--- Given request ---
Copy the lines from the records, starting with the line that contains "- tick-label: $492: [182, 150, 231, 176]" and going on through the line that contains "- legend-label-max: Max", reproducing each one character for character.

— begin Data shown —

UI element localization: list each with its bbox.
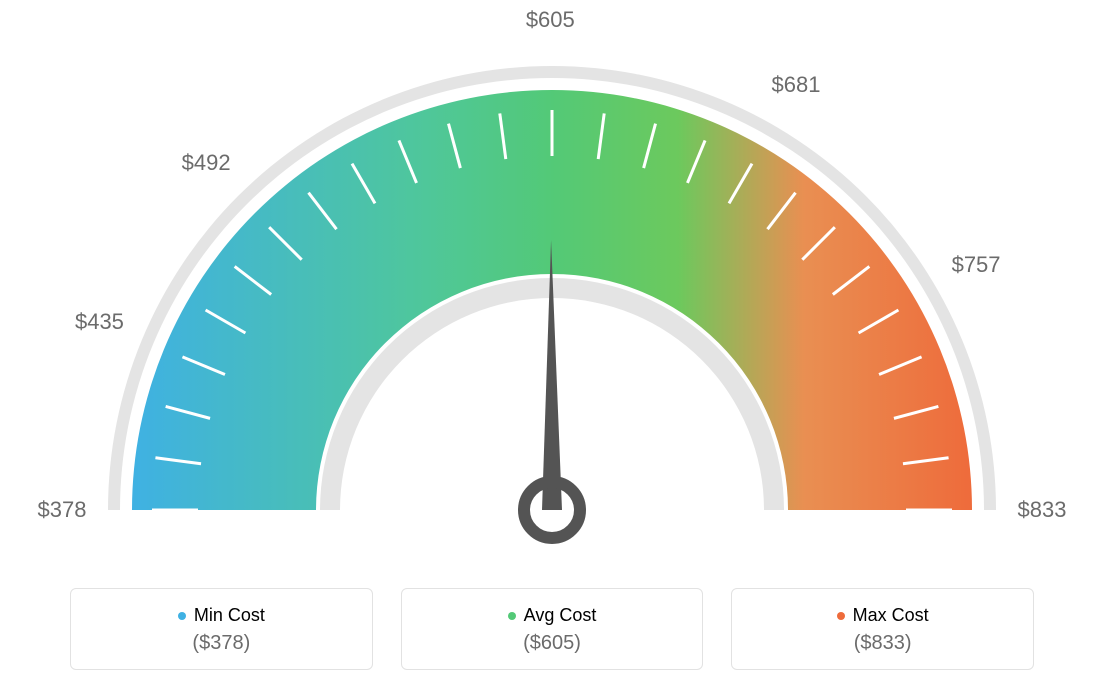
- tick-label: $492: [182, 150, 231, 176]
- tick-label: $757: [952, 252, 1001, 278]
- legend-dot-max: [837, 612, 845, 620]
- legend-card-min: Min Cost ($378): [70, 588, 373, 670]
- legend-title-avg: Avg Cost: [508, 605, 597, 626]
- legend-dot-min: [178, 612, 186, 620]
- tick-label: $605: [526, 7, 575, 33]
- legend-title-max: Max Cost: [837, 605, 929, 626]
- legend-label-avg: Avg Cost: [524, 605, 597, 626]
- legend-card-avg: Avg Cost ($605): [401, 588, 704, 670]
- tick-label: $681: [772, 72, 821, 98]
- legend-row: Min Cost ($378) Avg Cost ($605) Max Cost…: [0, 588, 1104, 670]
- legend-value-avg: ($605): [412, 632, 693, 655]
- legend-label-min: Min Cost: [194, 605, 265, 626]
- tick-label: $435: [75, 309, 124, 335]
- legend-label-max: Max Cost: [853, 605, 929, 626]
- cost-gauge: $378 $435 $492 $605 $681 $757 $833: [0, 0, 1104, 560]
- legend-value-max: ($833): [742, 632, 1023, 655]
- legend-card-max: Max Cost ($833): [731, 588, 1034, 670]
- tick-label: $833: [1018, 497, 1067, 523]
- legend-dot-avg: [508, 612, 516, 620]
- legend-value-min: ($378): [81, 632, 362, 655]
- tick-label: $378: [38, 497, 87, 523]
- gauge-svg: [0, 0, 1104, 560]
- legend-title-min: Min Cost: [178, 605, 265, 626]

— end Data shown —

--- Written response ---
- tick-label: $492: [182, 150, 231, 176]
- tick-label: $757: [952, 252, 1001, 278]
- legend-dot-max: [837, 612, 845, 620]
- legend-card-min: Min Cost ($378): [70, 588, 373, 670]
- legend-title-avg: Avg Cost: [508, 605, 597, 626]
- legend-dot-min: [178, 612, 186, 620]
- tick-label: $605: [526, 7, 575, 33]
- legend-title-max: Max Cost: [837, 605, 929, 626]
- legend-label-avg: Avg Cost: [524, 605, 597, 626]
- legend-card-avg: Avg Cost ($605): [401, 588, 704, 670]
- tick-label: $681: [772, 72, 821, 98]
- legend-row: Min Cost ($378) Avg Cost ($605) Max Cost…: [0, 588, 1104, 670]
- legend-value-avg: ($605): [412, 632, 693, 655]
- legend-label-min: Min Cost: [194, 605, 265, 626]
- tick-label: $435: [75, 309, 124, 335]
- legend-label-max: Max Cost: [853, 605, 929, 626]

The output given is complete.